• **Dataset rows**
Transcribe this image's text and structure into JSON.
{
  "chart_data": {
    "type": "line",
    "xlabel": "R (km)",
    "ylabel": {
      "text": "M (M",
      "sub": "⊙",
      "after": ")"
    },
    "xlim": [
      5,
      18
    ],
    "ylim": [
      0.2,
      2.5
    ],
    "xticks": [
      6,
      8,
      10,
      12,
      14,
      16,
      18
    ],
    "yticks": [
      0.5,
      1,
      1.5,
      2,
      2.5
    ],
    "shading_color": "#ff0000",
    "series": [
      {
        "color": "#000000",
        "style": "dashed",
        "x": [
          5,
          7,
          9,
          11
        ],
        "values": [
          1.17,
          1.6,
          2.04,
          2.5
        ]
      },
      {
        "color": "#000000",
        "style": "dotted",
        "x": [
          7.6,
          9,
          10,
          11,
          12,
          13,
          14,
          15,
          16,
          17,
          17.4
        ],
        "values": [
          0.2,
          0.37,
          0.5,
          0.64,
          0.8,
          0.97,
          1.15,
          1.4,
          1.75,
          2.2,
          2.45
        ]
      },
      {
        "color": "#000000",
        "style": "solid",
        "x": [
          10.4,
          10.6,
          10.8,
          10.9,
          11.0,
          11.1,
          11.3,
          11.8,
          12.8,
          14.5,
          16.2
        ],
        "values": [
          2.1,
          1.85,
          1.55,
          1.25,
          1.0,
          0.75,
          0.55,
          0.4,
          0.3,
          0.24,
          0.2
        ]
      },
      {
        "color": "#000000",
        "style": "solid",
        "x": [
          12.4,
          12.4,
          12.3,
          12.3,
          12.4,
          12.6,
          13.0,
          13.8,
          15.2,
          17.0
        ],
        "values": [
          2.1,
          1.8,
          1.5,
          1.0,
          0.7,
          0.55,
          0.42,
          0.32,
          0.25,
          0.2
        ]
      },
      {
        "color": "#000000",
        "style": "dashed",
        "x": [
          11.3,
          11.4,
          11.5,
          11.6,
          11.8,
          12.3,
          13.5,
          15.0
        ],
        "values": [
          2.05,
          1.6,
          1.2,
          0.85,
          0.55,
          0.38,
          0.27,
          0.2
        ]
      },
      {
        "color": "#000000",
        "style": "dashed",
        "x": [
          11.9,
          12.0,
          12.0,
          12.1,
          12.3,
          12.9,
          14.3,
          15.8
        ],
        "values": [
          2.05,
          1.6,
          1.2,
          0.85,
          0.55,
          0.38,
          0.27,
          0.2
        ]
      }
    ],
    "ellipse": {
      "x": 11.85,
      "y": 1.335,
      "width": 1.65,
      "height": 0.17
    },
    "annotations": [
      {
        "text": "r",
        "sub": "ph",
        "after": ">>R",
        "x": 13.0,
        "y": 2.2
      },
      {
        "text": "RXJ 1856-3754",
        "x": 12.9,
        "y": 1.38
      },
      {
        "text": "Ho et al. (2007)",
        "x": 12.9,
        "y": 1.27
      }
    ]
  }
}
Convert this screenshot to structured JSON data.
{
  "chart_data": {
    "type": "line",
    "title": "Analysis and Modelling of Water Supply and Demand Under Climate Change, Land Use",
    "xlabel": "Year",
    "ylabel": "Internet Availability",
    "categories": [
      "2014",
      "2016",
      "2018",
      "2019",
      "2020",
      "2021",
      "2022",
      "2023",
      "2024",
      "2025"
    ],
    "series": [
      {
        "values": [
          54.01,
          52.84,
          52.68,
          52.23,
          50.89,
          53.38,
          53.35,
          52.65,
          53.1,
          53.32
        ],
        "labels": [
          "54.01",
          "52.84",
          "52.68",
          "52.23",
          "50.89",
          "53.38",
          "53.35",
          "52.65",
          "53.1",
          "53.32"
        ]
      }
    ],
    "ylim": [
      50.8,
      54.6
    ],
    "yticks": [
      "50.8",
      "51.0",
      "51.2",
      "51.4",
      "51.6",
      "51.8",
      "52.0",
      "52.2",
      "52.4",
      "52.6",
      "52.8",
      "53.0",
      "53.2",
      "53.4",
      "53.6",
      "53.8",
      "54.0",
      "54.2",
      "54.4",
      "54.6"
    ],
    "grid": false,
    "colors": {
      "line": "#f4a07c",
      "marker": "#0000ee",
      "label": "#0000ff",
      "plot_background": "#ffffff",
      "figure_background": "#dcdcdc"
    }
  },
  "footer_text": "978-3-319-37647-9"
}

• **Task**
Return the whole listing exactly.

• **Solution to this exercise**
Transcribe this image's text and structure into JSON.
{
  "chart_data": {
    "type": "line",
    "xlabel": "R (km)",
    "ylabel": {
      "text": "M (M",
      "sub": "⊙",
      "after": ")"
    },
    "xlim": [
      5,
      18
    ],
    "ylim": [
      0.2,
      2.5
    ],
    "xticks": [
      6,
      8,
      10,
      12,
      14,
      16,
      18
    ],
    "yticks": [
      0.5,
      1,
      1.5,
      2,
      2.5
    ],
    "shading_color": "#ff0000",
    "series": [
      {
        "color": "#000000",
        "style": "dashed",
        "x": [
          5,
          7,
          9,
          11
        ],
        "values": [
          1.17,
          1.6,
          2.04,
          2.5
        ]
      },
      {
        "color": "#000000",
        "style": "dotted",
        "x": [
          7.6,
          9,
          10,
          11,
          12,
          13,
          14,
          15,
          16,
          17,
          17.4
        ],
        "values": [
          0.2,
          0.37,
          0.5,
          0.64,
          0.8,
          0.97,
          1.15,
          1.4,
          1.75,
          2.2,
          2.45
        ]
      },
      {
        "color": "#000000",
        "style": "solid",
        "x": [
          10.4,
          10.6,
          10.8,
          10.9,
          11.0,
          11.1,
          11.3,
          11.8,
          12.8,
          14.5,
          16.2
        ],
        "values": [
          2.1,
          1.85,
          1.55,
          1.25,
          1.0,
          0.75,
          0.55,
          0.4,
          0.3,
          0.24,
          0.2
        ]
      },
      {
        "color": "#000000",
        "style": "solid",
        "x": [
          12.4,
          12.4,
          12.3,
          12.3,
          12.4,
          12.6,
          13.0,
          13.8,
          15.2,
          17.0
        ],
        "values": [
          2.1,
          1.8,
          1.5,
          1.0,
          0.7,
          0.55,
          0.42,
          0.32,
          0.25,
          0.2
        ]
      },
      {
        "color": "#000000",
        "style": "dashed",
        "x": [
          11.3,
          11.4,
          11.5,
          11.6,
          11.8,
          12.3,
          13.5,
          15.0
        ],
        "values": [
          2.05,
          1.6,
          1.2,
          0.85,
          0.55,
          0.38,
          0.27,
          0.2
        ]
      },
      {
        "color": "#000000",
        "style": "dashed",
        "x": [
          11.9,
          12.0,
          12.0,
          12.1,
          12.3,
          12.9,
          14.3,
          15.8
        ],
        "values": [
          2.05,
          1.6,
          1.2,
          0.85,
          0.55,
          0.38,
          0.27,
          0.2
        ]
      }
    ],
    "ellipse": {
      "x": 11.85,
      "y": 1.335,
      "width": 1.65,
      "height": 0.17
    },
    "annotations": [
      {
        "text": "r",
        "sub": "ph",
        "after": ">>R",
        "x": 13.0,
        "y": 2.2
      },
      {
        "text": "RXJ 1856-3754",
        "x": 12.9,
        "y": 1.38
      },
      {
        "text": "Ho et al. (2007)",
        "x": 12.9,
        "y": 1.27
      }
    ]
  }
}
Convert this screenshot to structured JSON data.
{
  "chart_data": {
    "type": "line",
    "title": "Analysis and Modelling of Water Supply and Demand Under Climate Change, Land Use",
    "xlabel": "Year",
    "ylabel": "Internet Availability",
    "categories": [
      "2014",
      "2016",
      "2018",
      "2019",
      "2020",
      "2021",
      "2022",
      "2023",
      "2024",
      "2025"
    ],
    "series": [
      {
        "values": [
          54.01,
          52.84,
          52.68,
          52.23,
          50.89,
          53.38,
          53.35,
          52.65,
          53.1,
          53.32
        ],
        "labels": [
          "54.01",
          "52.84",
          "52.68",
          "52.23",
          "50.89",
          "53.38",
          "53.35",
          "52.65",
          "53.1",
          "53.32"
        ]
      }
    ],
    "ylim": [
      50.8,
      54.6
    ],
    "yticks": [
      "50.8",
      "51.0",
      "51.2",
      "51.4",
      "51.6",
      "51.8",
      "52.0",
      "52.2",
      "52.4",
      "52.6",
      "52.8",
      "53.0",
      "53.2",
      "53.4",
      "53.6",
      "53.8",
      "54.0",
      "54.2",
      "54.4",
      "54.6"
    ],
    "grid": false,
    "colors": {
      "line": "#f4a07c",
      "marker": "#0000ee",
      "label": "#0000ff",
      "plot_background": "#ffffff",
      "figure_background": "#dcdcdc"
    }
  },
  "footer_text": "978-3-319-37647-9"
}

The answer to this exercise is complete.